- **Do this**: Could you write out the records below exactly as they appear, leaving out any pictures?

- **Exercise inputs**:
________

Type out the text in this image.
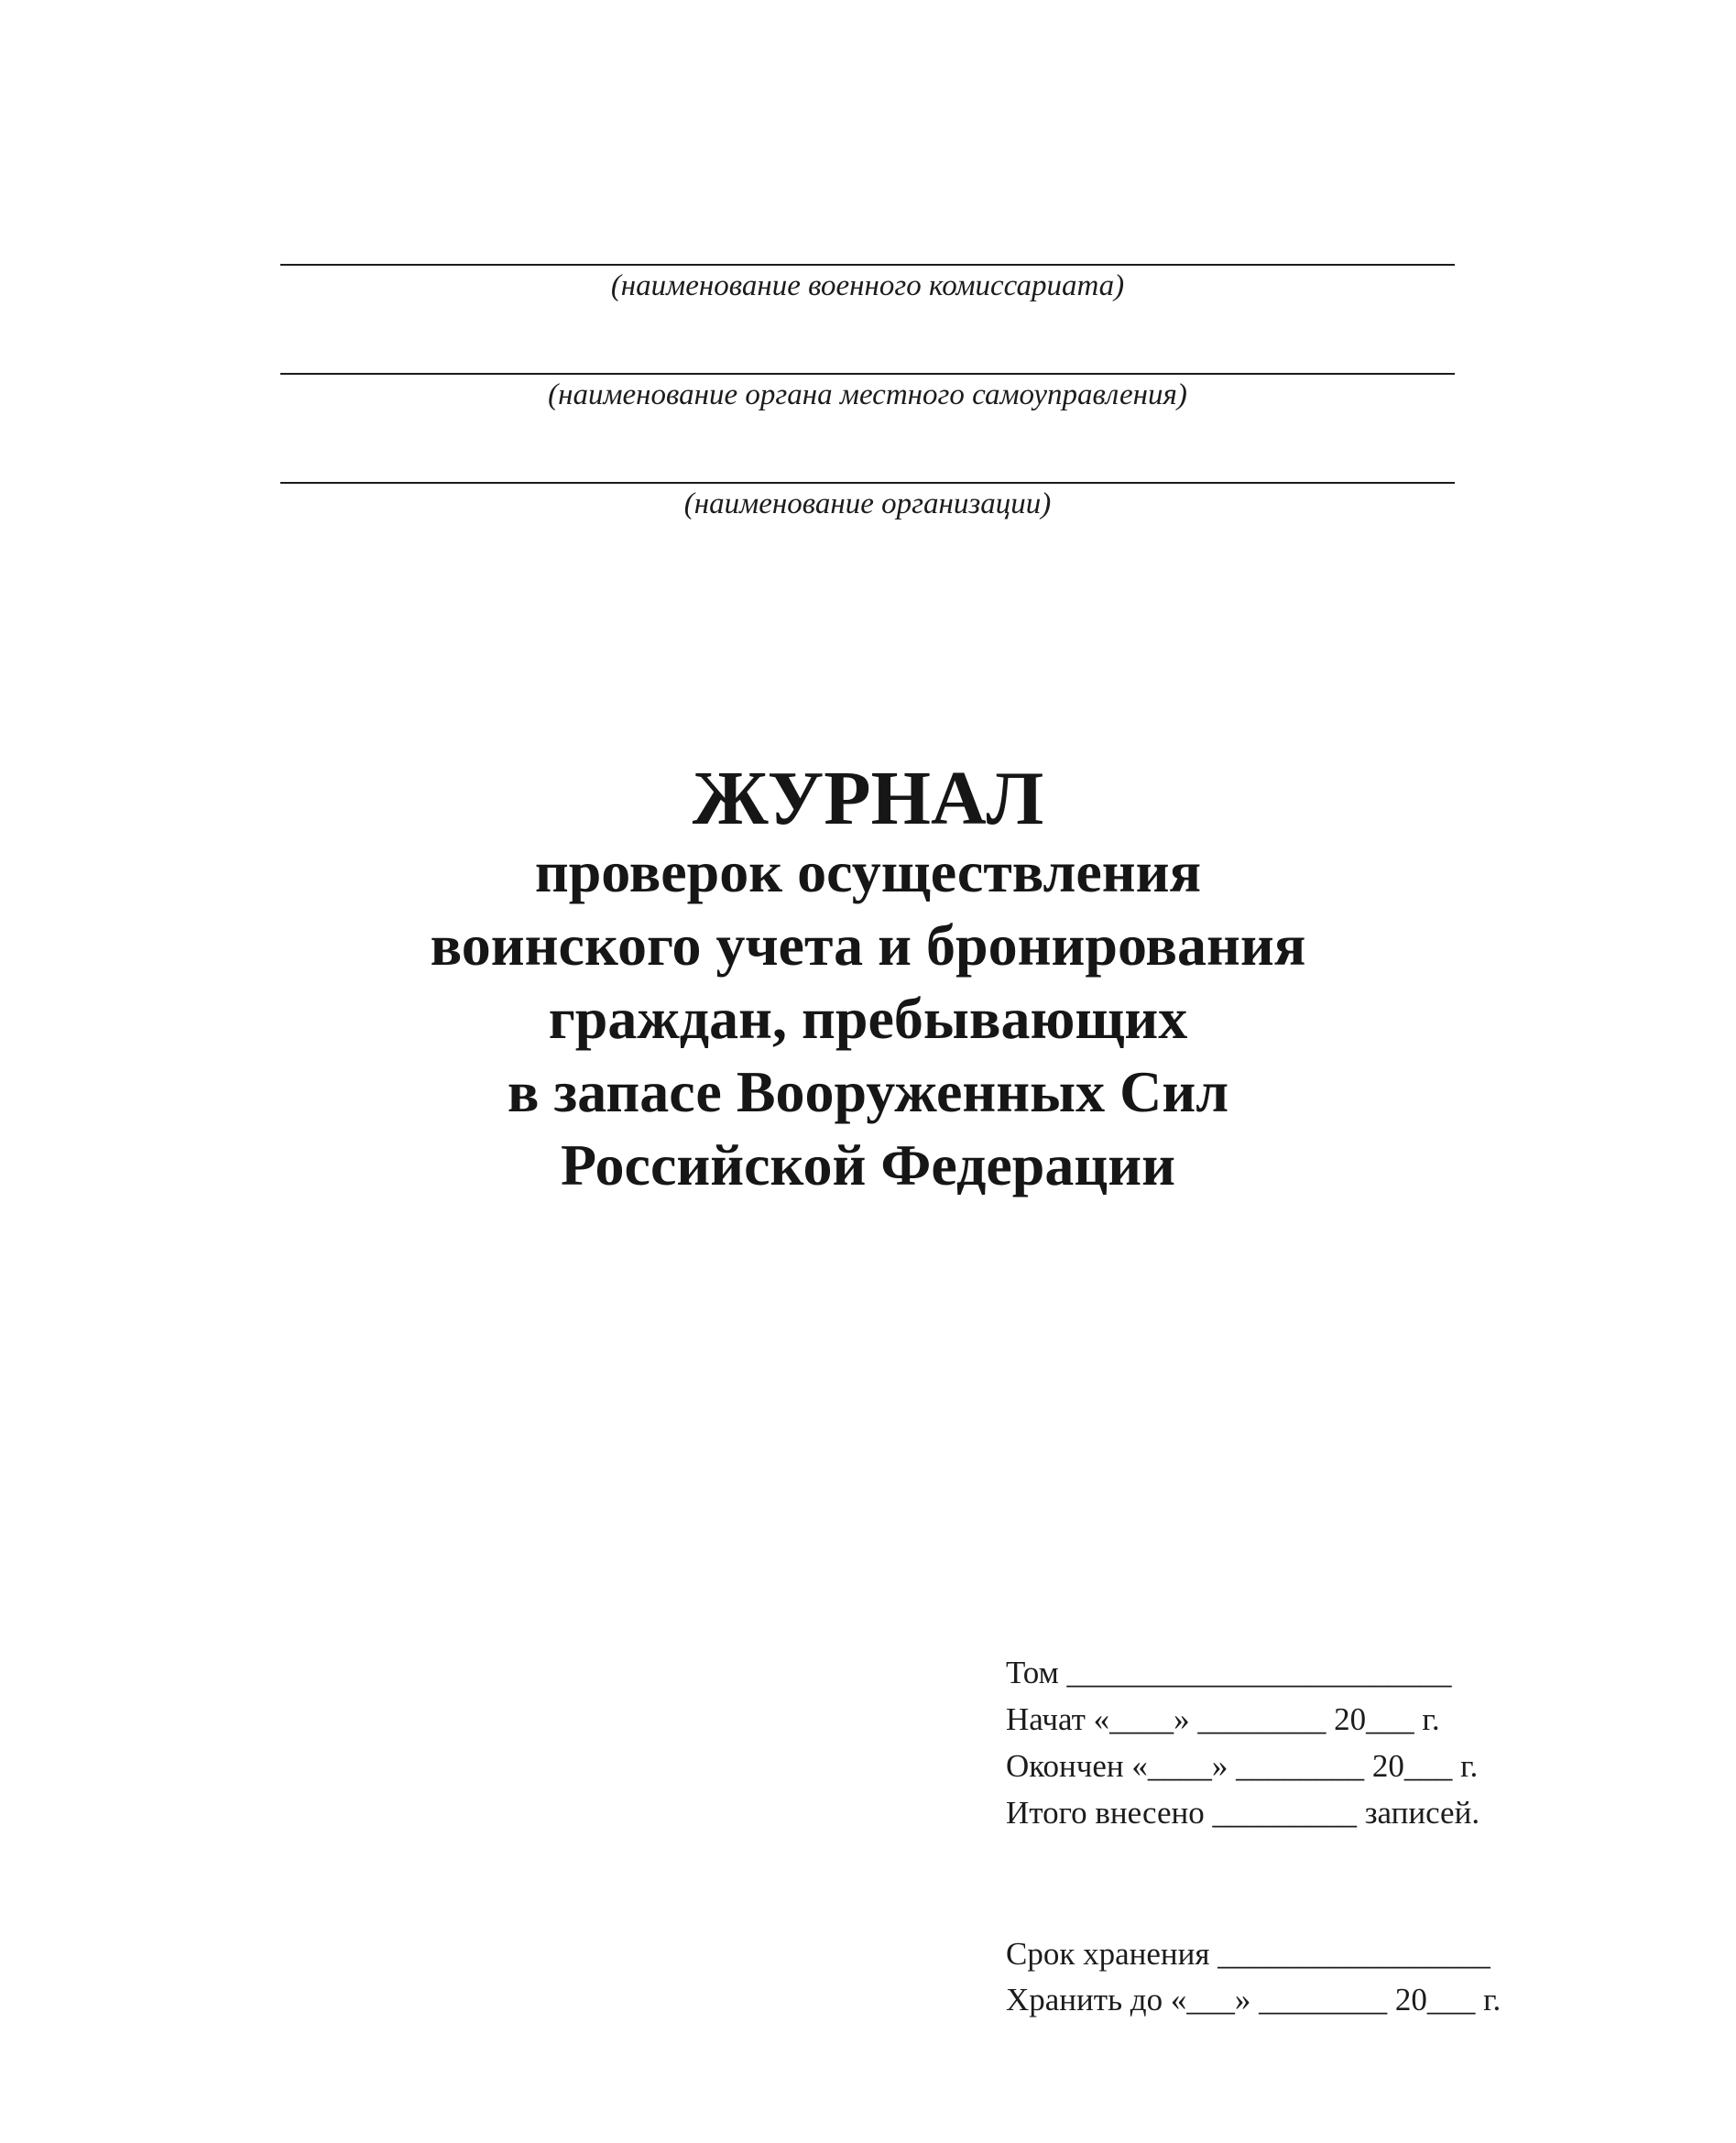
(наименование военного комиссариата)
(наименование органа местного самоуправления)
(наименование организации)
ЖУРНАЛ
проверок осуществления
воинского учета и бронирования
граждан, пребывающих
в запасе Вооруженных Сил
Российской Федерации
Том ________________________
Начат «____» ________ 20___ г.
Окончен «____» ________ 20___ г.
Итого внесено _________ записей.
Срок хранения _________________
Хранить до «___» ________ 20___ г.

________

- **Final answer**:
Type out the text in this image.
(наименование военного комиссариата)
(наименование органа местного самоуправления)
(наименование организации)
ЖУРНАЛ
проверок осуществления
воинского учета и бронирования
граждан, пребывающих
в запасе Вооруженных Сил
Российской Федерации
Том ________________________
Начат «____» ________ 20___ г.
Окончен «____» ________ 20___ г.
Итого внесено _________ записей.
Срок хранения _________________
Хранить до «___» ________ 20___ г.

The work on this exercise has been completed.